== Task to complete ==
Extract every line that contains the word "全日制本科".

[Some records]
━━━━━━━━━━

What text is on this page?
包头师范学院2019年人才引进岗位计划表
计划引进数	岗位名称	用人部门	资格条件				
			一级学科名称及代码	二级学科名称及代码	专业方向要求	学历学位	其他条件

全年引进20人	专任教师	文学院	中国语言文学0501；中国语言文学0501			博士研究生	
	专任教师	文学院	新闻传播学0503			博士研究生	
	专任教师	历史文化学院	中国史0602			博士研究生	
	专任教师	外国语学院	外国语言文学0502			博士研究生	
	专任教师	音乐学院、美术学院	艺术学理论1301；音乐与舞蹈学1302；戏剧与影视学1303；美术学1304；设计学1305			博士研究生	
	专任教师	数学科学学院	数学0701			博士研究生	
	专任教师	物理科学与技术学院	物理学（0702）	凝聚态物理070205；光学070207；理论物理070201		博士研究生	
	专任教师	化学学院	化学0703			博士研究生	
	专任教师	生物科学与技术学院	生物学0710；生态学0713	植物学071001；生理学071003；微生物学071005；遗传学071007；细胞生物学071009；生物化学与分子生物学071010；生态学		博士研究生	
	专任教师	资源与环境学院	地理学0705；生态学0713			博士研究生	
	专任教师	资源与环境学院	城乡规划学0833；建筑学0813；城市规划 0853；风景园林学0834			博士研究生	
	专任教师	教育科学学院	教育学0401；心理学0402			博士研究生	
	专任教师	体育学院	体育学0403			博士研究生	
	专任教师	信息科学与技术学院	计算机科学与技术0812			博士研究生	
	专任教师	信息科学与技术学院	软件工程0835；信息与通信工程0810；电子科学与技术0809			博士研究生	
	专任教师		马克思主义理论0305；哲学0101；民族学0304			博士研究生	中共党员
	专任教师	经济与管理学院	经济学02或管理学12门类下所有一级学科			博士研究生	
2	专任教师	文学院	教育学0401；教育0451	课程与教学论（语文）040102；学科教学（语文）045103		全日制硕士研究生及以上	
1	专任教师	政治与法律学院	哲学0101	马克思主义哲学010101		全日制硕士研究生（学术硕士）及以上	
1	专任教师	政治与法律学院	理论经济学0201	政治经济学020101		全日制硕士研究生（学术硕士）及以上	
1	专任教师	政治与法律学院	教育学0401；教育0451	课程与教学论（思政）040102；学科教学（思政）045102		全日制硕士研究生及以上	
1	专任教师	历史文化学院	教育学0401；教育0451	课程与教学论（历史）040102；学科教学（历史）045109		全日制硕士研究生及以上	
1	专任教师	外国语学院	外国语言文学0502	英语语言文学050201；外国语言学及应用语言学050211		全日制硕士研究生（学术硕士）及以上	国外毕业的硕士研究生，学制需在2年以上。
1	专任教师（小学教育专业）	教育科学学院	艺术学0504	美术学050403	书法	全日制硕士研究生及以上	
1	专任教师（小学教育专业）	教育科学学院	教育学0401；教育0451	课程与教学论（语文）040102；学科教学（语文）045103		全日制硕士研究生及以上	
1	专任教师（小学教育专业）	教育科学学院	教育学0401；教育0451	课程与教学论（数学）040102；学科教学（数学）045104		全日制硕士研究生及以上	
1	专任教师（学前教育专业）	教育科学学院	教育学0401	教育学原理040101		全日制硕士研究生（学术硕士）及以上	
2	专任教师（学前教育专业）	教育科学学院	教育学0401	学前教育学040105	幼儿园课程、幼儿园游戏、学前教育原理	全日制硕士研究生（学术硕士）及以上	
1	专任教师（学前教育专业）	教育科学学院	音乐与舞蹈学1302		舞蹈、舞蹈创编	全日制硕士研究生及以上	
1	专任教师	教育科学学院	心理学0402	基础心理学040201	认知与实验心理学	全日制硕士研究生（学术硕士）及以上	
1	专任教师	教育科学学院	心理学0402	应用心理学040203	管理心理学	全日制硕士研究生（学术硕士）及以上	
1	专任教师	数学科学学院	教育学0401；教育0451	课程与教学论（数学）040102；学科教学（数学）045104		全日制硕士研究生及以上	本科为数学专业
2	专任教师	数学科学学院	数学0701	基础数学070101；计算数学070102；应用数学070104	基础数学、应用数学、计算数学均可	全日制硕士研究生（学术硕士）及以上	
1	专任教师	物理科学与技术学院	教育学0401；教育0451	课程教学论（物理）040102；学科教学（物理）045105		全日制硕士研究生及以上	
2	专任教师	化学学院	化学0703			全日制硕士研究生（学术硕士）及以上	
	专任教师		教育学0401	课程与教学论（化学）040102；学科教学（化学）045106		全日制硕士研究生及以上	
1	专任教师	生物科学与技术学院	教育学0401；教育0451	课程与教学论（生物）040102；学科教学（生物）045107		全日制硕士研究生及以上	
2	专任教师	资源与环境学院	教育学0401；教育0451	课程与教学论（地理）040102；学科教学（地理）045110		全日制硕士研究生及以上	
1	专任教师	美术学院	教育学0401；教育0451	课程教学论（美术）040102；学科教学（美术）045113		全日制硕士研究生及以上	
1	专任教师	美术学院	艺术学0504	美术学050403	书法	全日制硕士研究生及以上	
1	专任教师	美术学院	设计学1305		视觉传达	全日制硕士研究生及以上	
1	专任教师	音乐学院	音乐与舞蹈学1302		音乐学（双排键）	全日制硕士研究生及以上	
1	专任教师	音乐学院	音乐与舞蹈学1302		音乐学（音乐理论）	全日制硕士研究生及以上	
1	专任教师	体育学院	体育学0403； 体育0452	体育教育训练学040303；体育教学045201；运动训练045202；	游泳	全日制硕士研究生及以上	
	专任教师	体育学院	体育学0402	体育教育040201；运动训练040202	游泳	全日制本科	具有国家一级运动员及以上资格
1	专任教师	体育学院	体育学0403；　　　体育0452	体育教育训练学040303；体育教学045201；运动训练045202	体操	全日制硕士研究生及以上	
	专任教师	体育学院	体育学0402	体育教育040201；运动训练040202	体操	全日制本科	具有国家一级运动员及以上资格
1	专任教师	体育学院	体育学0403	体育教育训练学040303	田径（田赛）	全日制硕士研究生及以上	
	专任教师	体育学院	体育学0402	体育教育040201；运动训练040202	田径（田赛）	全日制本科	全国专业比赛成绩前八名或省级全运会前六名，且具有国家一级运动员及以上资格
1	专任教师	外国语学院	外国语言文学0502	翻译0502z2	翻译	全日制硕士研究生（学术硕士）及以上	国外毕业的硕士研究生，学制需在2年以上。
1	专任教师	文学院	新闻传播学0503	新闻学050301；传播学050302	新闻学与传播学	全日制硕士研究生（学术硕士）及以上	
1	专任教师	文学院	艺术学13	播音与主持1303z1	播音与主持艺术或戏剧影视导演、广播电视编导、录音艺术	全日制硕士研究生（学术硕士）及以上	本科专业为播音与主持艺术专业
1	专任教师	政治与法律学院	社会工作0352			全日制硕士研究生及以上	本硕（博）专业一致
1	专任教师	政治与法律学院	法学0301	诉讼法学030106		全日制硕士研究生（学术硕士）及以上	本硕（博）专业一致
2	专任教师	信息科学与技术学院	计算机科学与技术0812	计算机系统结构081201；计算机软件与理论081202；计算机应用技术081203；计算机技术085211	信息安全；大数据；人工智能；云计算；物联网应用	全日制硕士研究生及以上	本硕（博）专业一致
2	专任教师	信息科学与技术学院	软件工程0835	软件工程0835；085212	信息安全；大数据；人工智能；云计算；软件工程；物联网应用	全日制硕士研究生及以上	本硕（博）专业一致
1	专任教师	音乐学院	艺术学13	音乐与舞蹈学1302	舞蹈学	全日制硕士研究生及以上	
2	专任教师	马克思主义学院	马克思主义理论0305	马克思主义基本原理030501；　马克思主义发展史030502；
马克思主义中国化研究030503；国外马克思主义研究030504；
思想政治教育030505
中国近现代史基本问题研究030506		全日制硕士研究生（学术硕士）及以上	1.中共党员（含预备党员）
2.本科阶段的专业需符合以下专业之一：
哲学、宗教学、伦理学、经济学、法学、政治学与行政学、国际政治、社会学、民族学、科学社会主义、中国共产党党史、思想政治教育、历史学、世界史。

━━━━━━━━━━

== Response to the exercise ==
	专任教师	体育学院	体育学0402	体育教育040201；运动训练040202	游泳	全日制本科	具有国家一级运动员及以上资格
	专任教师	体育学院	体育学0402	体育教育040201；运动训练040202	体操	全日制本科	具有国家一级运动员及以上资格
	专任教师	体育学院	体育学0402	体育教育040201；运动训练040202	田径（田赛）	全日制本科	全国专业比赛成绩前八名或省级全运会前六名，且具有国家一级运动员及以上资格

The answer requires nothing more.